Quoted passage -
START

Wednesday 25 January 2012

Getting ready for the new year of growing

I went into town yesterday to post off OH's Ebay parcel, he wasn't selling, he had bought a not quite working tablet and wanted to return it.
Easy ,since I have no paid work now, I can always get down to the post office.

Anyway, on the way there, I thought I would pop in to the pound shop and see what seeds they had.
I already have 10 new packets but no Brussels or leeks, so I checked the shelves.
They had leeks in a combination pack but no Brussels.
After posting off the parcel (over £5 without extra insurance!!), I went to the 99p shop and they had different packs of seeds.
I bought 1 pack with Leeks included amongst others and 1 pack with 3 types of Beans.
As I was passing the pound stretcher store I thought I would just pop in and check on their seeds.
They didn't have much of interest but then I saw the fruit trees.
These are about 4 ft tall and they had apple,pear,cherry and plum so I selected a cherry and a plum and parted with the money.
I got a few interested glances as I walked back through town with a tree in each hand.

We have 4 fruit trees already, 1 pear and 3 apples.
2 of the apple trees were from woolworths
The other 2 trees were from wilkos and were about 18" high when we bought them,they had a good crop last year.

The new cherry tree is a Morello cherry, they are quite bitter but you can cook them and they make excellent jam and pies.
The plum will replace the one we cut down about 8 years ago . That was a heavy cropper but was over 25 years old and got very heavily damaged in a storm.

Superscrimpers

This is a program on Channel 4.
It is supposed to outline different ways of saving money or at least, not spending unnecessarily.
The family featured , spent £200 a WEEK! on food for a family of 5(one child,the youngest  looked about 9).
They were challenged to spend only £50 for a week and they went off to Tesco and spent almost all of it.
Their bill showed they had made a saving of about £1.80 so they probably did spend all of it but incorporated a multi buy of some sort which brought it down.
Their dinners were planned out on paper and seemed to be chosen absolutely randomly based on how nice it sounded.
Their Sunday Dinner (they called it lunch) was beef and all the trimmings.
OH and I watched it with disbelief.
According to the presenter, they had 'managed' to produce dinner on Sunday for £16 !
What a Laugh!

Apparently the £50 was to cover only dinners or so I have heard.
That probably means school dinners and maybe breakfast club  for 3 kids and the adults both eat bought food for work.

Our Sunday Dinner this week was Chicken,potatoes,greens and carrots with gravy.
Mondays Dinner was 1/2 a bag of cod pieces from the fish and chip shop (50pence) made into a pie with a cheesy breadcrumb topping, rice and vegetables.
Tuesdays was Chicken stew with Barley
Todays will be Chicken bolognaise and tomorrows will be chicken and ham and pineapple pizza.
Fridays will be left over bolognaise for 1 person and curried left over chicken stew for the others.
There is left over cooked rice or cous cous for the curry eaters.
Saturday will be home made fish and chips using the other half of the bag of fish and chip fish bits(50p) and home made chips with whats left of a bag of mixed vegetables and baked beans.

END

Exercises -
1 - Reproduce the part of the blog post starting with "The new cherry" and going on through "in a storm.".
2 - What variety is the new cherry tree described in the blog post?

Records shown -
START

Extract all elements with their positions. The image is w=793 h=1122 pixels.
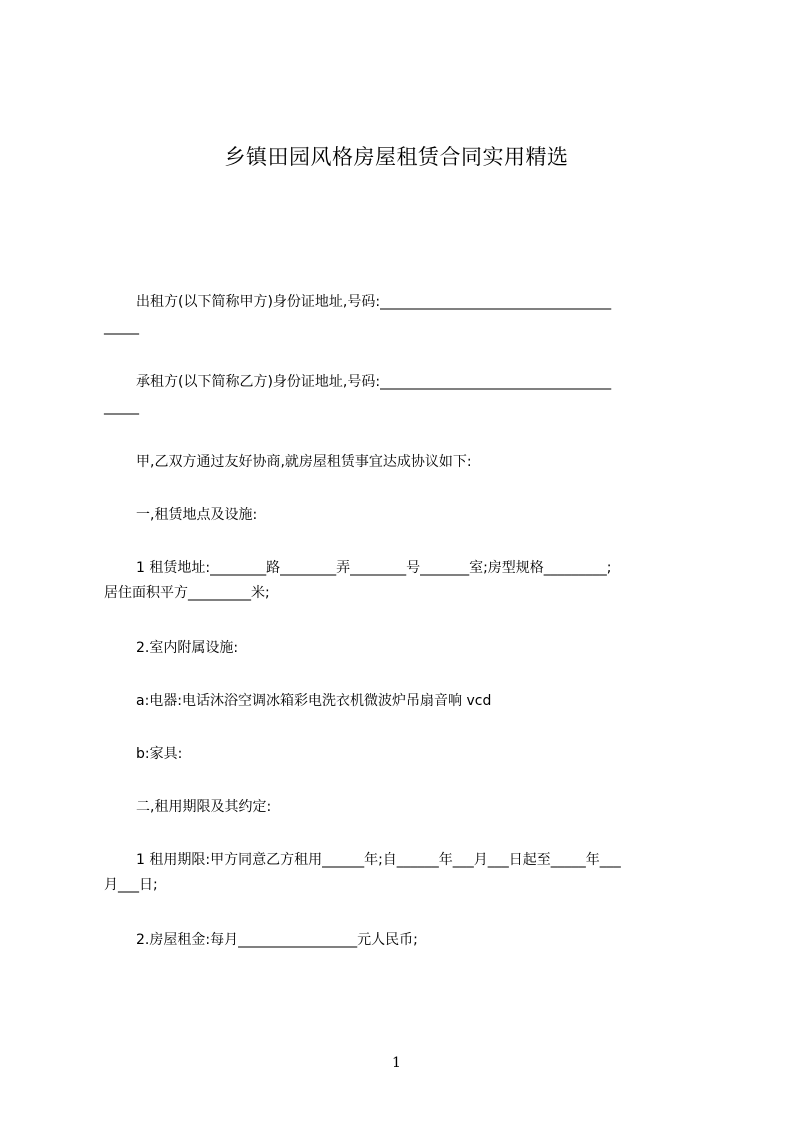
paragraph-line: 承租方(以下简称乙方)身份证地址,号码:_________________________________ xyxy=(136,374,612,390)
paragraph-lessee xyxy=(104,370,704,420)
document-title: 乡镇田园风格房屋租赁合同实用精选 xyxy=(224,145,569,169)
paragraph-line: 二,租用期限及其约定: xyxy=(136,799,272,815)
paragraph-address xyxy=(104,556,704,606)
paragraph-facilities xyxy=(104,636,704,661)
paragraph-line: b:家具: xyxy=(136,746,183,762)
section-heading-location xyxy=(104,503,704,528)
paragraph-rent xyxy=(104,928,704,953)
page-number: 1 xyxy=(392,1055,401,1071)
paragraph-agreement xyxy=(104,450,704,475)
paragraph-line: 2.室内附属设施: xyxy=(136,640,239,656)
paragraph-line: a:电器:电话沐浴空调冰箱彩电洗衣机微波炉吊扇音响 vcd xyxy=(136,693,492,709)
paragraph-line: 月___日; xyxy=(104,877,158,893)
paragraph-line: 居住面积平方_________米; xyxy=(104,585,270,601)
paragraph-appliances xyxy=(104,689,704,714)
paragraph-line: _____ xyxy=(104,319,139,335)
paragraph-furniture xyxy=(104,742,704,767)
paragraph-lessor xyxy=(104,290,704,340)
paragraph-line: _____ xyxy=(104,399,139,415)
paragraph-line: 1 租用期限:甲方同意乙方租用______年;自______年___月___日起至_____年___ xyxy=(136,852,621,868)
paragraph-rental-period xyxy=(104,848,704,898)
paragraph-line: 1 租赁地址:________路________弄________号_______室;房型规格_________; xyxy=(136,560,612,576)
paragraph-line: 甲,乙双方通过友好协商,就房屋租赁事宜达成协议如下: xyxy=(136,454,472,470)
section-heading-term xyxy=(104,795,704,820)
paragraph-line: 出租方(以下简称甲方)身份证地址,号码:_________________________________ xyxy=(136,294,612,310)
paragraph-line: 一,租赁地点及设施: xyxy=(136,507,258,523)
paragraph-line: 2.房屋租金:每月_________________元人民币; xyxy=(136,932,418,948)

END

Answers given -
1 -
The new cherry tree is a Morello cherry, they are quite bitter but you can cook them and they make excellent jam and pies.
The plum will replace the one we cut down about 8 years ago . That was a heavy cropper but was over 25 years old and got very heavily damaged in a storm.

2 - It is a Morello cherry.